— START —

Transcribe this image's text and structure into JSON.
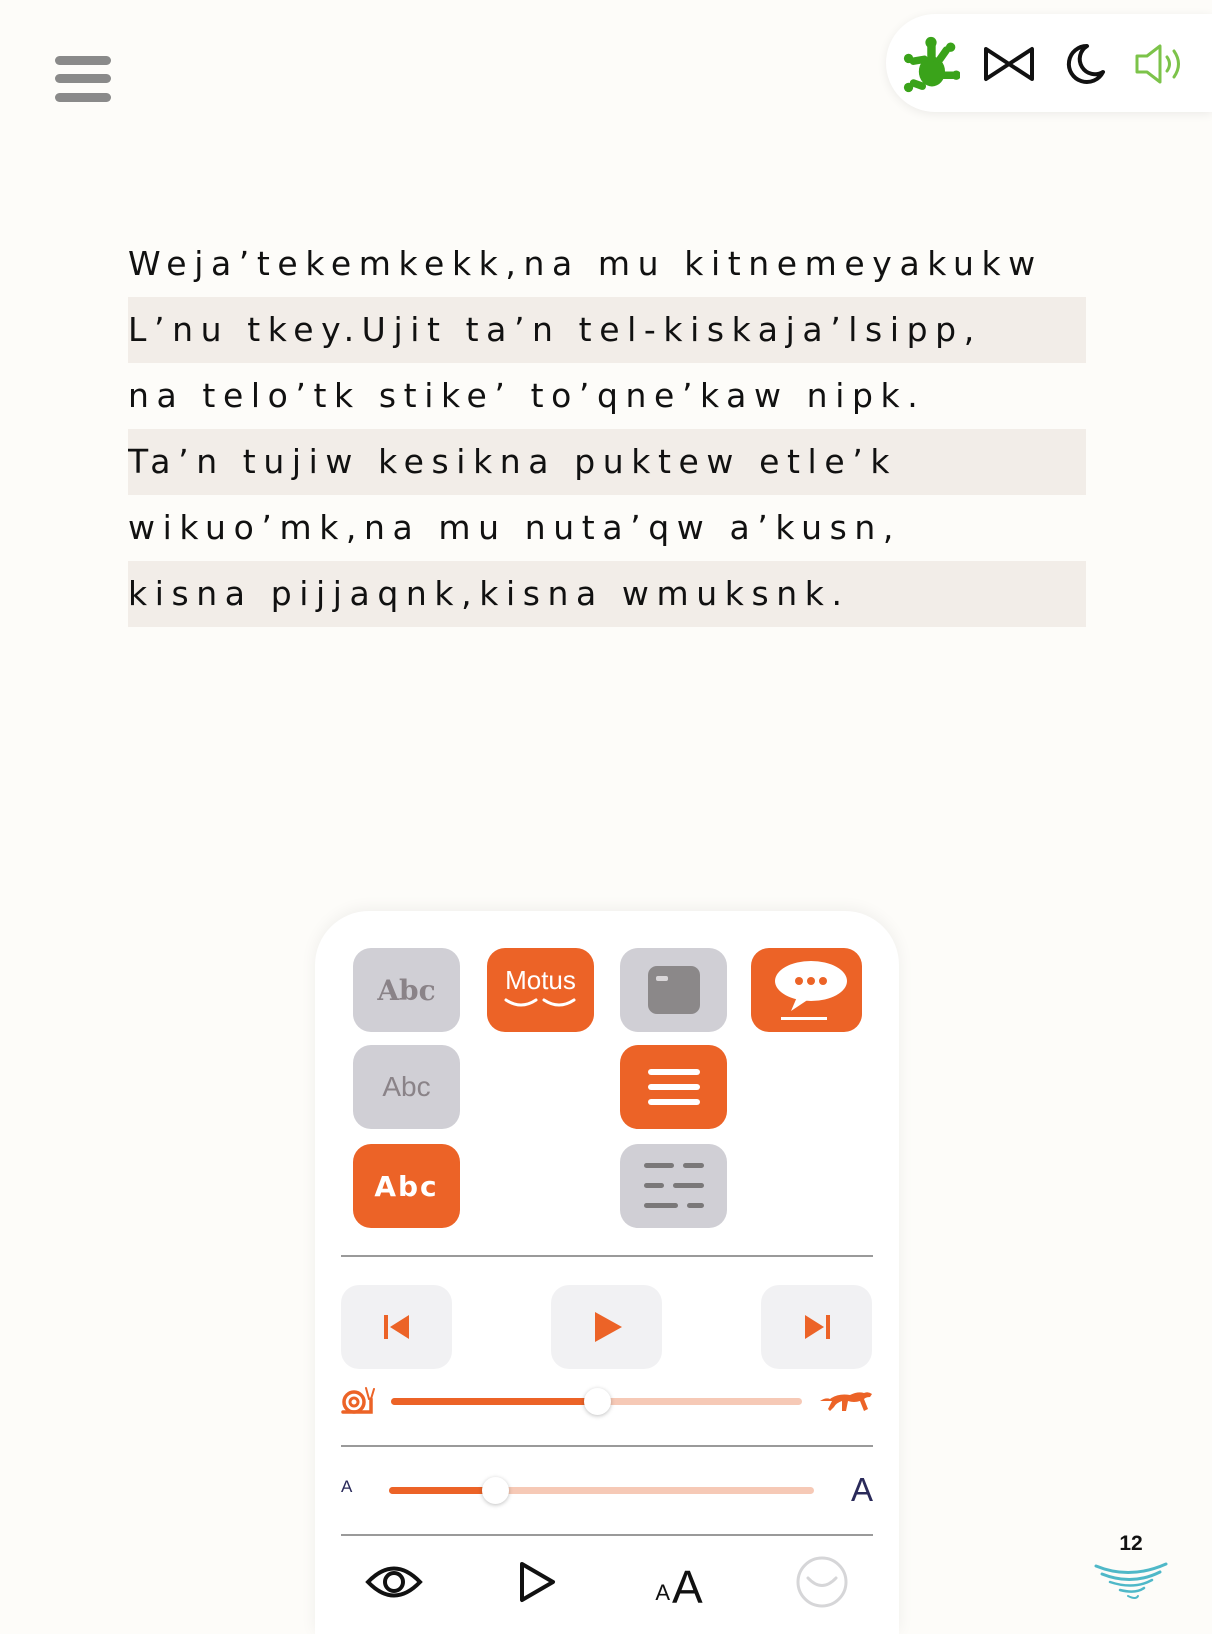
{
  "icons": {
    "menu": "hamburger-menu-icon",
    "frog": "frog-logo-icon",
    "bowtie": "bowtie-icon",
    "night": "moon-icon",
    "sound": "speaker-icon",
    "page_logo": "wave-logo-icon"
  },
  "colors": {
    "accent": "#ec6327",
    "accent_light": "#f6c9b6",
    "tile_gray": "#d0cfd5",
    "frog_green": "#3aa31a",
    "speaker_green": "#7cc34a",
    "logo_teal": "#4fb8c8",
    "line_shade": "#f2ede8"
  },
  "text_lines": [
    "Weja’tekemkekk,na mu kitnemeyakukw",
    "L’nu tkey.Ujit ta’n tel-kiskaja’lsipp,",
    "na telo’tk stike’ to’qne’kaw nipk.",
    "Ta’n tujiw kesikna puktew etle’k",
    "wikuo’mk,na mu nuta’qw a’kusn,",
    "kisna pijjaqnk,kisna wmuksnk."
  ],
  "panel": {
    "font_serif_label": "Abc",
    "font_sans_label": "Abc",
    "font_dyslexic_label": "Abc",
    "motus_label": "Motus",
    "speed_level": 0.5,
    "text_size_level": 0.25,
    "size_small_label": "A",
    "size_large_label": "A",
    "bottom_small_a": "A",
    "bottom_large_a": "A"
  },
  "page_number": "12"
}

— END —

Task to complete: Except for the pictures, copy every line of the records above exactly.

Correct result:
Transcribe this image's text and structure into JSON.
{
  "icons": {
    "menu": "hamburger-menu-icon",
    "frog": "frog-logo-icon",
    "bowtie": "bowtie-icon",
    "night": "moon-icon",
    "sound": "speaker-icon",
    "page_logo": "wave-logo-icon"
  },
  "colors": {
    "accent": "#ec6327",
    "accent_light": "#f6c9b6",
    "tile_gray": "#d0cfd5",
    "frog_green": "#3aa31a",
    "speaker_green": "#7cc34a",
    "logo_teal": "#4fb8c8",
    "line_shade": "#f2ede8"
  },
  "text_lines": [
    "Weja’tekemkekk,na mu kitnemeyakukw",
    "L’nu tkey.Ujit ta’n tel-kiskaja’lsipp,",
    "na telo’tk stike’ to’qne’kaw nipk.",
    "Ta’n tujiw kesikna puktew etle’k",
    "wikuo’mk,na mu nuta’qw a’kusn,",
    "kisna pijjaqnk,kisna wmuksnk."
  ],
  "panel": {
    "font_serif_label": "Abc",
    "font_sans_label": "Abc",
    "font_dyslexic_label": "Abc",
    "motus_label": "Motus",
    "speed_level": 0.5,
    "text_size_level": 0.25,
    "size_small_label": "A",
    "size_large_label": "A",
    "bottom_small_a": "A",
    "bottom_large_a": "A"
  },
  "page_number": "12"
}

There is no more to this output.